■ Exercise task: From the data that follows, report how many lines hold the string "title", giving only the number.

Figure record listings
--------------------------------------------------
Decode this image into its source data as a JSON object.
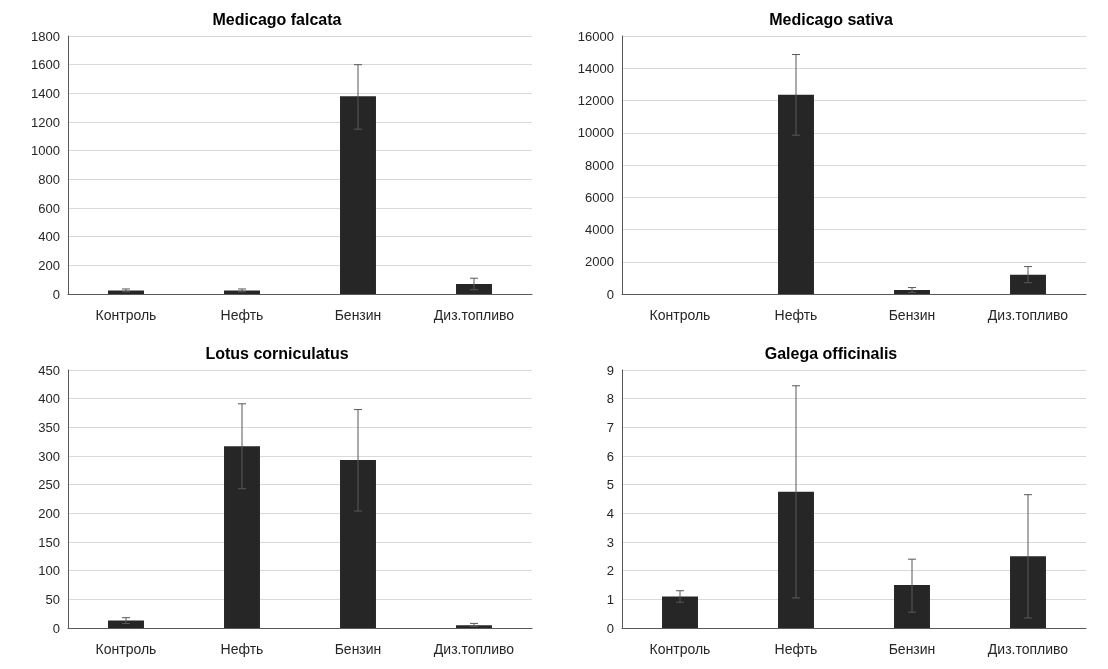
{
  "chart_data": [
    {
      "type": "bar",
      "title": "Medicago falcata",
      "categories": [
        "Контроль",
        "Нефть",
        "Бензин",
        "Диз.топливо"
      ],
      "values": [
        25,
        25,
        1380,
        70
      ],
      "errors": [
        [
          15,
          35
        ],
        [
          15,
          35
        ],
        [
          1150,
          1600
        ],
        [
          30,
          110
        ]
      ],
      "color": "#262626",
      "ylim": [
        0,
        1800
      ],
      "yticks": [
        0,
        200,
        400,
        600,
        800,
        1000,
        1200,
        1400,
        1600,
        1800
      ],
      "grid": "y"
    },
    {
      "type": "bar",
      "title": "Medicago sativa",
      "categories": [
        "Контроль",
        "Нефть",
        "Бензин",
        "Диз.топливо"
      ],
      "values": [
        0,
        12350,
        250,
        1200
      ],
      "errors": [
        null,
        [
          9850,
          14850
        ],
        [
          100,
          400
        ],
        [
          700,
          1700
        ]
      ],
      "color": "#262626",
      "ylim": [
        0,
        16000
      ],
      "yticks": [
        0,
        2000,
        4000,
        6000,
        8000,
        10000,
        12000,
        14000,
        16000
      ],
      "grid": "y"
    },
    {
      "type": "bar",
      "title": "Lotus corniculatus",
      "categories": [
        "Контроль",
        "Нефть",
        "Бензин",
        "Диз.топливо"
      ],
      "values": [
        13,
        317,
        293,
        5
      ],
      "errors": [
        [
          8,
          18
        ],
        [
          243,
          391
        ],
        [
          204,
          381
        ],
        [
          3,
          8
        ]
      ],
      "color": "#262626",
      "ylim": [
        0,
        450
      ],
      "yticks": [
        0,
        50,
        100,
        150,
        200,
        250,
        300,
        350,
        400,
        450
      ],
      "grid": "y"
    },
    {
      "type": "bar",
      "title": "Galega officinalis",
      "categories": [
        "Контроль",
        "Нефть",
        "Бензин",
        "Диз.топливо"
      ],
      "values": [
        1.1,
        4.75,
        1.5,
        2.5
      ],
      "errors": [
        [
          0.9,
          1.3
        ],
        [
          1.05,
          8.45
        ],
        [
          0.55,
          2.4
        ],
        [
          0.35,
          4.65
        ]
      ],
      "color": "#262626",
      "ylim": [
        0,
        9
      ],
      "yticks": [
        0,
        1,
        2,
        3,
        4,
        5,
        6,
        7,
        8,
        9
      ],
      "grid": "y"
    }
  ]
}
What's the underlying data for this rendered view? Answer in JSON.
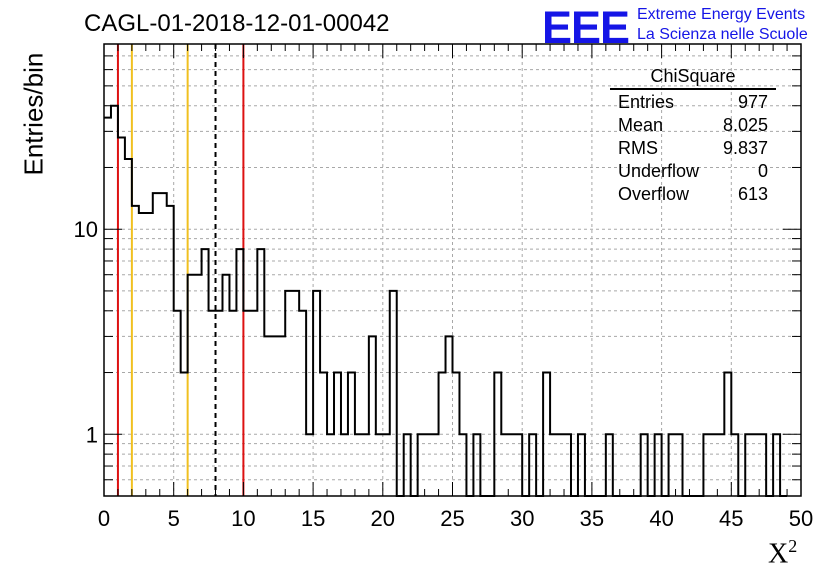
{
  "title": "CAGL-01-2018-12-01-00042",
  "logo": {
    "text": "EEE",
    "line1": "Extreme Energy Events",
    "line2": "La Scienza nelle Scuole",
    "color": "#1515e6"
  },
  "stats": {
    "title": "ChiSquare",
    "rows": [
      {
        "label": "Entries",
        "value": "977"
      },
      {
        "label": "Mean",
        "value": "8.025"
      },
      {
        "label": "RMS",
        "value": "9.837"
      },
      {
        "label": "Underflow",
        "value": "0"
      },
      {
        "label": "Overflow",
        "value": "613"
      }
    ]
  },
  "chart_data": {
    "type": "histogram",
    "title": "CAGL-01-2018-12-01-00042",
    "xlabel": "X",
    "xlabel_sup": "2",
    "ylabel": "Entries/bin",
    "xlim": [
      0,
      50
    ],
    "ylim": [
      0.5,
      80
    ],
    "yscale": "log",
    "grid": true,
    "bin_width": 0.5,
    "x_ticks": [
      0,
      5,
      10,
      15,
      20,
      25,
      30,
      35,
      40,
      45,
      50
    ],
    "x_tick_labels": [
      "0",
      "5",
      "10",
      "15",
      "20",
      "25",
      "30",
      "35",
      "40",
      "45",
      "50"
    ],
    "y_tick_labels": [
      {
        "value": 1,
        "label": "1"
      },
      {
        "value": 10,
        "label": "10"
      }
    ],
    "values": [
      35,
      40,
      28,
      22,
      13,
      12,
      12,
      15,
      15,
      13,
      4,
      2,
      6,
      6,
      8,
      4,
      4,
      6,
      4,
      8,
      4,
      4,
      8,
      3,
      3,
      3,
      5,
      5,
      4,
      1,
      5,
      2,
      1,
      2,
      1,
      2,
      1,
      1,
      3,
      1,
      1,
      5,
      0,
      1,
      0,
      1,
      1,
      1,
      2,
      3,
      2,
      1,
      0,
      1,
      0,
      0,
      2,
      1,
      1,
      1,
      0,
      1,
      0,
      2,
      1,
      1,
      1,
      0,
      1,
      0,
      0,
      0,
      1,
      0,
      0,
      0,
      0,
      1,
      0,
      1,
      0,
      1,
      1,
      0,
      0,
      0,
      1,
      1,
      1,
      2,
      1,
      0,
      1,
      1,
      1,
      0,
      1,
      0
    ],
    "vertical_lines": [
      {
        "x": 1,
        "color": "#dd1111",
        "style": "solid"
      },
      {
        "x": 2,
        "color": "#f0c020",
        "style": "solid"
      },
      {
        "x": 6,
        "color": "#f0c020",
        "style": "solid"
      },
      {
        "x": 8,
        "color": "#000000",
        "style": "dashed"
      },
      {
        "x": 10,
        "color": "#dd1111",
        "style": "solid"
      }
    ]
  }
}
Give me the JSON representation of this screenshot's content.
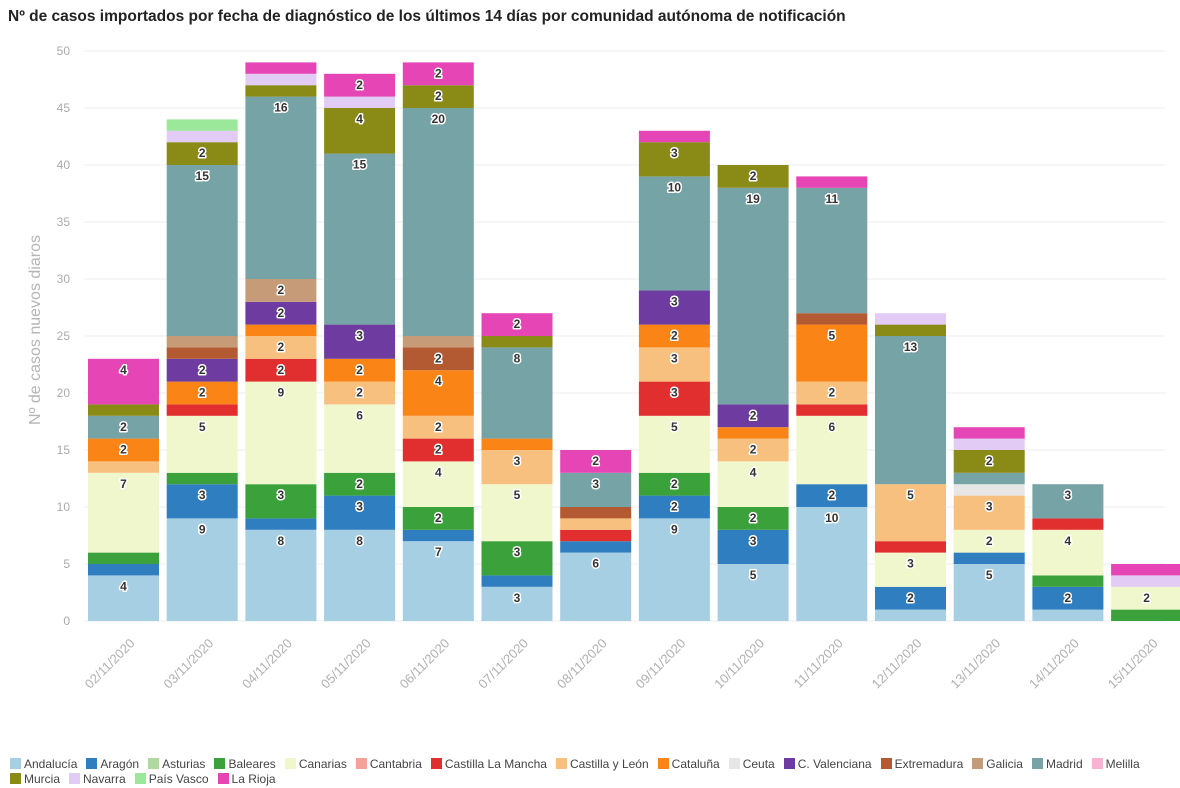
{
  "chart_data": {
    "type": "bar",
    "stacked": true,
    "title": "Nº de casos importados por fecha de diagnóstico de los últimos 14 días por comunidad autónoma de notificación",
    "xlabel": "",
    "ylabel": "Nº de casos nuevos diaros",
    "ylim": [
      0,
      50
    ],
    "yticks": [
      0,
      5,
      10,
      15,
      20,
      25,
      30,
      35,
      40,
      45,
      50
    ],
    "grid": true,
    "legend_position": "bottom",
    "categories": [
      "02/11/2020",
      "03/11/2020",
      "04/11/2020",
      "05/11/2020",
      "06/11/2020",
      "07/11/2020",
      "08/11/2020",
      "09/11/2020",
      "10/11/2020",
      "11/11/2020",
      "12/11/2020",
      "13/11/2020",
      "14/11/2020",
      "15/11/2020"
    ],
    "series": [
      {
        "name": "Andalucía",
        "color": "#a6cfe4",
        "values": [
          4,
          9,
          8,
          8,
          7,
          3,
          6,
          9,
          5,
          10,
          1,
          5,
          1,
          0
        ]
      },
      {
        "name": "Aragón",
        "color": "#2f7fc0",
        "values": [
          1,
          3,
          1,
          3,
          1,
          1,
          1,
          2,
          3,
          2,
          2,
          1,
          2,
          0
        ]
      },
      {
        "name": "Asturias",
        "color": "#b0d9a0",
        "values": [
          0,
          0,
          0,
          0,
          0,
          0,
          0,
          0,
          0,
          0,
          0,
          0,
          0,
          0
        ]
      },
      {
        "name": "Baleares",
        "color": "#3ba23b",
        "values": [
          1,
          1,
          3,
          2,
          2,
          3,
          0,
          2,
          2,
          0,
          0,
          0,
          1,
          1
        ]
      },
      {
        "name": "Canarias",
        "color": "#f1f7cd",
        "values": [
          7,
          5,
          9,
          6,
          4,
          5,
          0,
          5,
          4,
          6,
          3,
          2,
          4,
          2
        ]
      },
      {
        "name": "Cantabria",
        "color": "#f4a19a",
        "values": [
          0,
          0,
          0,
          0,
          0,
          0,
          0,
          0,
          0,
          0,
          0,
          0,
          0,
          0
        ]
      },
      {
        "name": "Castilla La Mancha",
        "color": "#e12f30",
        "values": [
          0,
          1,
          2,
          0,
          2,
          0,
          1,
          3,
          0,
          1,
          1,
          0,
          1,
          0
        ]
      },
      {
        "name": "Castilla y León",
        "color": "#f8c07f",
        "values": [
          1,
          0,
          2,
          2,
          2,
          3,
          1,
          3,
          2,
          2,
          5,
          3,
          0,
          0
        ]
      },
      {
        "name": "Cataluña",
        "color": "#fb8417",
        "values": [
          2,
          2,
          1,
          2,
          4,
          1,
          0,
          2,
          1,
          5,
          0,
          0,
          0,
          0
        ]
      },
      {
        "name": "Ceuta",
        "color": "#e6e6e6",
        "values": [
          0,
          0,
          0,
          0,
          0,
          0,
          0,
          0,
          0,
          0,
          0,
          1,
          0,
          0
        ]
      },
      {
        "name": "C. Valenciana",
        "color": "#6e3ba0",
        "values": [
          0,
          2,
          2,
          3,
          0,
          0,
          0,
          3,
          2,
          0,
          0,
          0,
          0,
          0
        ]
      },
      {
        "name": "Extremadura",
        "color": "#b35a32",
        "values": [
          0,
          1,
          0,
          0,
          2,
          0,
          1,
          0,
          0,
          1,
          0,
          0,
          0,
          0
        ]
      },
      {
        "name": "Galicia",
        "color": "#c69b78",
        "values": [
          0,
          1,
          2,
          0,
          1,
          0,
          0,
          0,
          0,
          0,
          0,
          0,
          0,
          0
        ]
      },
      {
        "name": "Madrid",
        "color": "#76a3a6",
        "values": [
          2,
          15,
          16,
          15,
          20,
          8,
          3,
          10,
          19,
          11,
          13,
          1,
          3,
          0
        ]
      },
      {
        "name": "Melilla",
        "color": "#f7b4d2",
        "values": [
          0,
          0,
          0,
          0,
          0,
          0,
          0,
          0,
          0,
          0,
          0,
          0,
          0,
          0
        ]
      },
      {
        "name": "Murcia",
        "color": "#8a8a16",
        "values": [
          1,
          2,
          1,
          4,
          2,
          1,
          0,
          3,
          2,
          0,
          1,
          2,
          0,
          0
        ]
      },
      {
        "name": "Navarra",
        "color": "#e2cbf5",
        "values": [
          0,
          1,
          1,
          1,
          0,
          0,
          0,
          0,
          0,
          0,
          1,
          1,
          0,
          1
        ]
      },
      {
        "name": "País Vasco",
        "color": "#9be89b",
        "values": [
          0,
          1,
          0,
          0,
          0,
          0,
          0,
          0,
          0,
          0,
          0,
          0,
          0,
          0
        ]
      },
      {
        "name": "La Rioja",
        "color": "#e545b5",
        "values": [
          4,
          0,
          1,
          2,
          2,
          2,
          2,
          1,
          0,
          1,
          0,
          1,
          0,
          1
        ]
      }
    ]
  }
}
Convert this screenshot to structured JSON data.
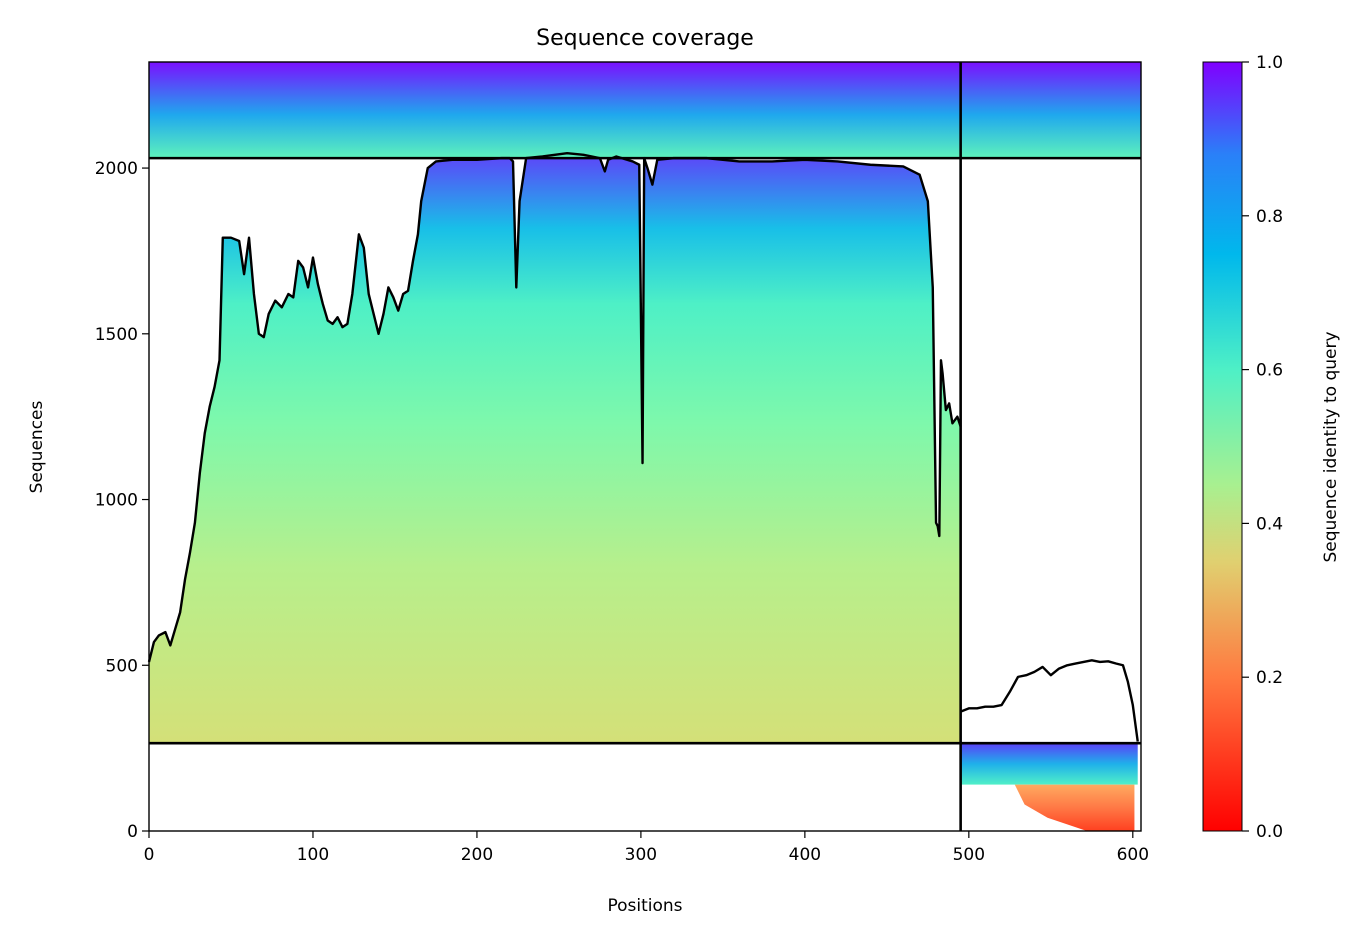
--------------------------------------------------
■ Full solution: 8